Timothy Sullivan: 9:44
It’s interesting because Yamahai is not an easy way to make sake, but you’re saying it’s your comfort zone. Can you talk a little about that?

John Puma: 9:52
He thrives on adversity.

Timothy Sullivan: 9:53
He thrives on adversity!

Byron Stithem: 9:54
Yeah. It’s true. It’s true. The harder and dumber it seems to be, that’s kind of my world. That’s where I live. Yamahai, yes, harder to make, but it’s been so long since I’ve made true sokujo that I think I’ve kind of forgotten, honestly.

John Puma: 10:08
So if you were to try to go make Sokujo right now. you’d be like wait a minute, how does this go again?

Byron Stithem: 10:13
What is it? What’s that ingredient I put in here? that. What’s the ingredient I in Where do I get it?

John Puma: 10:19
Nice, nice. And um, so when you changed like your, your, your facility situation, did that have an impact on the sake? Since you do like to play around with, with, you know, the more interesting side of the, of the yeast spectrum.

Byron Stithem: 10:31
Yeah, it did. And fortunately in a good way. That certainly was a concern. The new facility is climate controlled and we keep very, very cold. So as much as we can mimic a Japanese winter, we can. And that’s helped things in a very positive way. So it has really allowed me to bring that Yamahai style back into the ginjo spectrum. And cold press, cold ferment. Nothing in the process really goes over 10C typically.

Timothy Sullivan: 10:59
oh wow

John Puma: 10:59
Oh wow

Byron Stithem: 11:00
very cold.

Timothy Sullivan: 11:01
So Today we are meeting you, as we mentioned, the open we are meeting you live here at the American Craft Sake Festival. Here in Charlottesville, Virginia, and I think congratulations are in order because you actually just stepped off the stage after winning an accolade. Can you tell us about what, what you won?

Byron Stithem: 11:21
well it still blows my mind for two years in a row that the audience has chosen as their silver medal favorite a Yamahai sake as the audience choice. So again, second place, like, we’re still the bridesmaid, but the fact that we’re even on the stage is incredible,

John Puma: 11:41
A second year in a row, though,

Byron Stithem: 11:42
second year in a row.

John Puma: 11:43
good. Consistency is important.

Byron Stithem: 11:45
That’s right.

Available data

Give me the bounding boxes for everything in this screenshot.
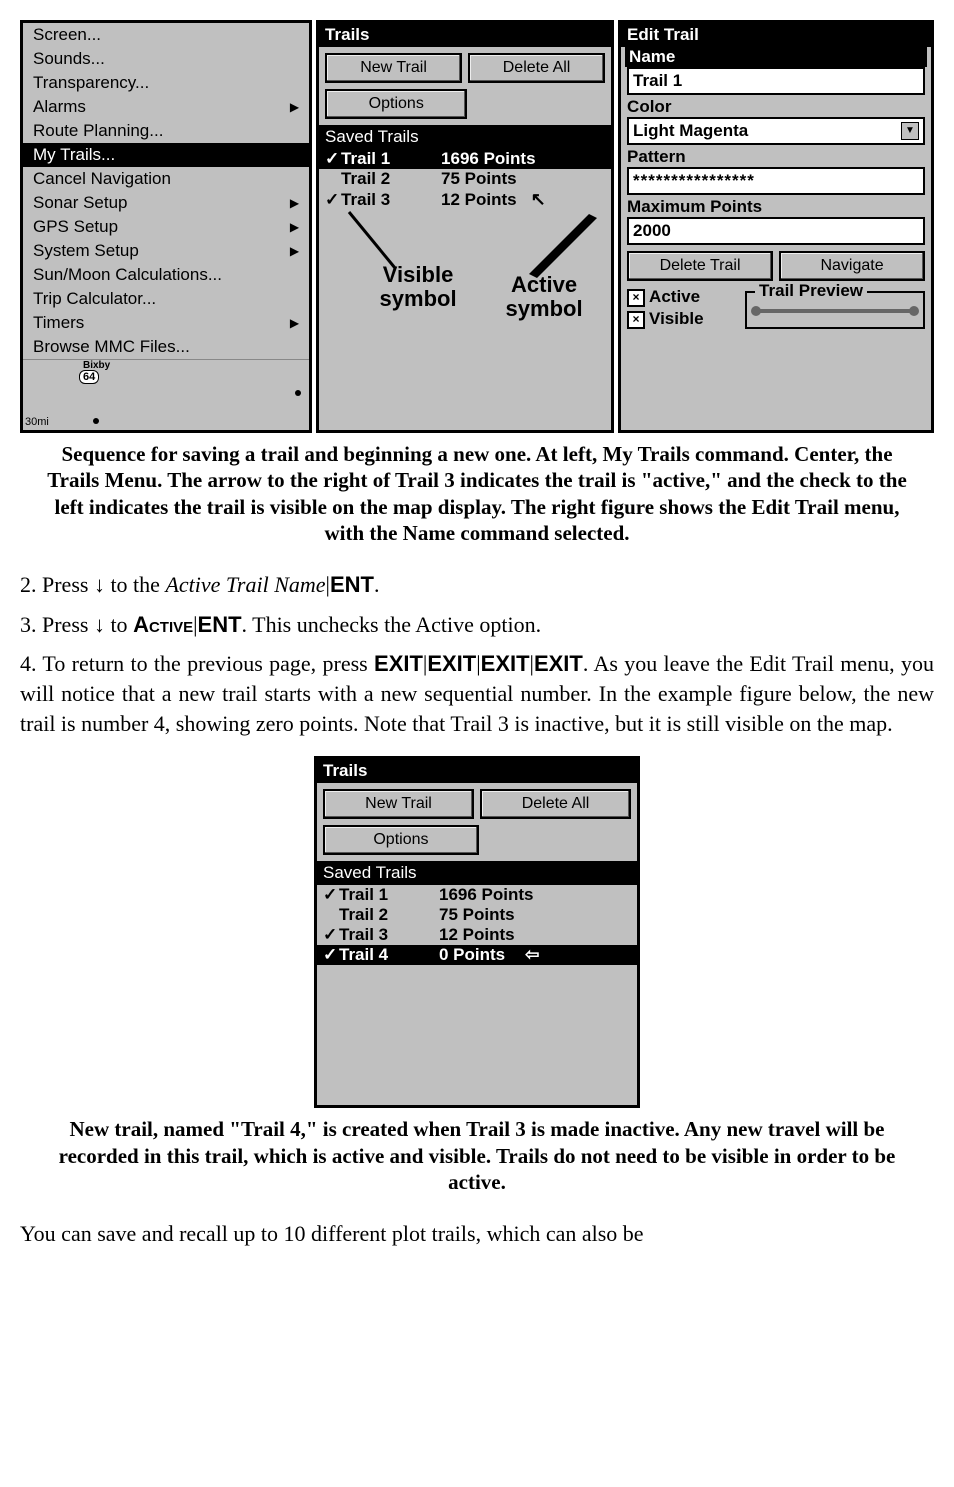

To do
[A] Update the part of the sake interview transcript that opens with the words "Byron Stithem: 10:13" and closes with "over 10C typically.", replacing "climate controlled" with "temperature controlled".
[B] In the sake interview transcript, what city and state is the American Craft Sake Festival being held in?
Nothing in the lines is needed here.

Answers to the tasks
[A]
Byron Stithem: 10:13
What is it? What’s that ingredient I put in here? that. What’s the ingredient I in Where do I get it?

John Puma: 10:19
Nice, nice. And um, so when you changed like your, your, your facility situation, did that have an impact on the sake? Since you do like to play around with, with, you know, the more interesting side of the, of the yeast spectrum.

Byron Stithem: 10:31
Yeah, it did. And fortunately in a good way. That certainly was a concern. The new facility is temperature controlled and we keep very, very cold. So as much as we can mimic a Japanese winter, we can. And that’s helped things in a very positive way. So it has really allowed me to bring that Yamahai style back into the ginjo spectrum. And cold press, cold ferment. Nothing in the process really goes over 10C typically.

[B] Charlottesville, Virginia.